- Description of the task -
List the lines of this listing that hold the word "series".

- Records for the exercise -
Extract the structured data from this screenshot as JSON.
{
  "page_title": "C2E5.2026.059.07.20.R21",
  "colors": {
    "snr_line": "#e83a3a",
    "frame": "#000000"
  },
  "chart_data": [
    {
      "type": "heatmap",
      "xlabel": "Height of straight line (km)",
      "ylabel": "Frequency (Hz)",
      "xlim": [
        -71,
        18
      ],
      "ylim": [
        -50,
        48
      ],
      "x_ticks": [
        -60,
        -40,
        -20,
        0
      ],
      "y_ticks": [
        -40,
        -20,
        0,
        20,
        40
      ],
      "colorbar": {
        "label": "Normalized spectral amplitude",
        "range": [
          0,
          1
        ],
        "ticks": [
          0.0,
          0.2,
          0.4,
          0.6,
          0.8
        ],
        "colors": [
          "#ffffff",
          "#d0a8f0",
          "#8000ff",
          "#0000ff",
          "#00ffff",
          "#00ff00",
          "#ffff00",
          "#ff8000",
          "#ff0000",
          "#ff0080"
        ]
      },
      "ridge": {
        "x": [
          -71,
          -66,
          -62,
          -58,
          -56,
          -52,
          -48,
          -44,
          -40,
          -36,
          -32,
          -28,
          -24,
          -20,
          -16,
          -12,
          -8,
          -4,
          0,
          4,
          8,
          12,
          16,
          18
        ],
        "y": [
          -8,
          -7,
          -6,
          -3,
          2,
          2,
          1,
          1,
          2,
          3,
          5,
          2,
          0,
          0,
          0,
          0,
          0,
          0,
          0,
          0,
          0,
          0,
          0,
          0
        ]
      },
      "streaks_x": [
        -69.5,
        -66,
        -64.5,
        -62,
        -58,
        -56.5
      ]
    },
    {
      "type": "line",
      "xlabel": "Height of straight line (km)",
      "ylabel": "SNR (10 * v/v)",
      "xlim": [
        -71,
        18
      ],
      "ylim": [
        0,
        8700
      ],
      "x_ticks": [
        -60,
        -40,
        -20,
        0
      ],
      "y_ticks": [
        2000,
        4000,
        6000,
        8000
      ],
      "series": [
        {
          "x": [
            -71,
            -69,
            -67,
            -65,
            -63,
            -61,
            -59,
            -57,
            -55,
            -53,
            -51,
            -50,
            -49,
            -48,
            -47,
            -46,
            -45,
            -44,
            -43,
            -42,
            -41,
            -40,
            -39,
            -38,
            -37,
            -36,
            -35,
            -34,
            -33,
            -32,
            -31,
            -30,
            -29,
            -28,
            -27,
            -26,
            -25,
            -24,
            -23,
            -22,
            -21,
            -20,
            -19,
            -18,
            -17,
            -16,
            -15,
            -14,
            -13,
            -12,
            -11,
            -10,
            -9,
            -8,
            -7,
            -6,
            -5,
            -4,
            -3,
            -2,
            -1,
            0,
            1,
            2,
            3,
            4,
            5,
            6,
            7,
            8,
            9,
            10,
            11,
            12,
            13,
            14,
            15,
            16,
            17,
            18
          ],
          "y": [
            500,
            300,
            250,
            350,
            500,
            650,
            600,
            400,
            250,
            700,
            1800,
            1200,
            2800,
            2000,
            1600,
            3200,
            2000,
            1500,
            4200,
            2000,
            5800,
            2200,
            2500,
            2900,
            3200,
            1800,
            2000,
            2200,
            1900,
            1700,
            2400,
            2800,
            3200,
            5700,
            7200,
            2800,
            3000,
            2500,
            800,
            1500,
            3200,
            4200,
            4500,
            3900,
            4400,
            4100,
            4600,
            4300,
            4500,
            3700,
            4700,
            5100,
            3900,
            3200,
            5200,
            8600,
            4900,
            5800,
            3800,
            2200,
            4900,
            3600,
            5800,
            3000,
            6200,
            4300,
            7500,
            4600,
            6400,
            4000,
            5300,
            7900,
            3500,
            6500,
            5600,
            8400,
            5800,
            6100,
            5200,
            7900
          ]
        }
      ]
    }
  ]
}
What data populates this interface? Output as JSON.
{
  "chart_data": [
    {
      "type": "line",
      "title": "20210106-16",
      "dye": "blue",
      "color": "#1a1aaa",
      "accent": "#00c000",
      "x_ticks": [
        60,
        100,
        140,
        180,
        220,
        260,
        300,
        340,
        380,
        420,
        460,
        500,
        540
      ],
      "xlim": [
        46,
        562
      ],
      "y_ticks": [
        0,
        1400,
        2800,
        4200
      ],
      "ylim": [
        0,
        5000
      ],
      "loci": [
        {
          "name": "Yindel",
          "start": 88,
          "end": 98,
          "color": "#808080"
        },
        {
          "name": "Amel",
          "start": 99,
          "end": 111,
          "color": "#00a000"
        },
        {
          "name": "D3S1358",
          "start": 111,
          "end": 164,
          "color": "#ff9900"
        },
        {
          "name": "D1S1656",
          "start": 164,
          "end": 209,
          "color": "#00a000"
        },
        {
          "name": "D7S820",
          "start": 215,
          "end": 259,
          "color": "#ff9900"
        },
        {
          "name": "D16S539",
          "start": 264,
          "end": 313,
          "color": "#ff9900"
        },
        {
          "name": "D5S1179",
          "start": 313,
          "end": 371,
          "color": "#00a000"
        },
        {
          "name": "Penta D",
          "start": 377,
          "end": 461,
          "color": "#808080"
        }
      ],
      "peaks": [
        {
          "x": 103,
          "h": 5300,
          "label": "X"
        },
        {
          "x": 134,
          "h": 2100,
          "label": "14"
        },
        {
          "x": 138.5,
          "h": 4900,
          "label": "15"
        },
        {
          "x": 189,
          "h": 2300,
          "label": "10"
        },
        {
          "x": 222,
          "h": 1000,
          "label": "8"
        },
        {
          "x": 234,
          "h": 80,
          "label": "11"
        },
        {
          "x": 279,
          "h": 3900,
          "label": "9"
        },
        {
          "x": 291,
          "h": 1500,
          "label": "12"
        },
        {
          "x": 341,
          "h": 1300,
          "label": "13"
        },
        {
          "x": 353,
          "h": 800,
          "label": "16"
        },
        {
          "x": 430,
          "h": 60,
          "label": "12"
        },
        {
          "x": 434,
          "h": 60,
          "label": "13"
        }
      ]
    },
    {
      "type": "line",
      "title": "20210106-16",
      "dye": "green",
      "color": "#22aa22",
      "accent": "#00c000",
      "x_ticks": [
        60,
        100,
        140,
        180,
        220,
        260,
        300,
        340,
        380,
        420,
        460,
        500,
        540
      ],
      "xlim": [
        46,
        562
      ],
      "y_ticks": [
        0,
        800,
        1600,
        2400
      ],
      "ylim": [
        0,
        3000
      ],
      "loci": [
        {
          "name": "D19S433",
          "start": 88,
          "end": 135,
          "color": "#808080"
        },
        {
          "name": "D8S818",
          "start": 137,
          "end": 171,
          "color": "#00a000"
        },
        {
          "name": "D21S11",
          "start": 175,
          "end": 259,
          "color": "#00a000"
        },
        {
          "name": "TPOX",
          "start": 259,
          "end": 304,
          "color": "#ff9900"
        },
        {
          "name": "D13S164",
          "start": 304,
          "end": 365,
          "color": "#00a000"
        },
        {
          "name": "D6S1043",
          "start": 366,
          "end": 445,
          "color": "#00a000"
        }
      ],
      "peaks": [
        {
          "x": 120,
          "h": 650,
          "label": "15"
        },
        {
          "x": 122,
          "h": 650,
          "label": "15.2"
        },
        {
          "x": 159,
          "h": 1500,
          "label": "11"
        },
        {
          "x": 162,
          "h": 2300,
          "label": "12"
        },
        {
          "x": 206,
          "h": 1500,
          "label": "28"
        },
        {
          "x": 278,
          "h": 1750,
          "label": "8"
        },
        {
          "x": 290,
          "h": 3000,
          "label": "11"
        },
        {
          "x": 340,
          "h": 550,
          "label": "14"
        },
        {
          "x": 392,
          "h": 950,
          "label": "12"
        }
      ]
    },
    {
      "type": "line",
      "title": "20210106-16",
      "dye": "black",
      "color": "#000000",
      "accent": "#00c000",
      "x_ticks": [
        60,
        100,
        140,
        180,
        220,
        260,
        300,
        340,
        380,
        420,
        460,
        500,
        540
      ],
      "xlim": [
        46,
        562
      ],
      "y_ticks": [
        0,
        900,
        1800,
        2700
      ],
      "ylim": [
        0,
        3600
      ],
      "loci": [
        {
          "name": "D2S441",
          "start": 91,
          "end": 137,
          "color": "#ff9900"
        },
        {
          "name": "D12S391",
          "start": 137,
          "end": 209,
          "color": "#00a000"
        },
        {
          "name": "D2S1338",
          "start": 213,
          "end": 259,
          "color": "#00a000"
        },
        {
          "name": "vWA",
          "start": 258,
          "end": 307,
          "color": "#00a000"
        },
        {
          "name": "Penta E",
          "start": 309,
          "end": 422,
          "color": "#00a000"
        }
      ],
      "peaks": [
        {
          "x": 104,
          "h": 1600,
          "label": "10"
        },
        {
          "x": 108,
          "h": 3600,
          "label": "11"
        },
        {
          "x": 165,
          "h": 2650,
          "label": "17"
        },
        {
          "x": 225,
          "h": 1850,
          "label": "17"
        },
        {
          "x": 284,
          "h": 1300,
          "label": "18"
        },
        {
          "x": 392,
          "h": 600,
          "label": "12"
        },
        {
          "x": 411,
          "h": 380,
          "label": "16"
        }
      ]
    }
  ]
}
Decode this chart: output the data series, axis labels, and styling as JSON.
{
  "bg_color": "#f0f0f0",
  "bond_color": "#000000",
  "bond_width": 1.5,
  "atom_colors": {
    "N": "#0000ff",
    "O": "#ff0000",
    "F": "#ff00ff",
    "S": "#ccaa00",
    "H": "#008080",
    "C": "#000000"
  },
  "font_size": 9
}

- Reply -
      "series": [
Decode this chart: output the data series, axis labels, and styling as JSON.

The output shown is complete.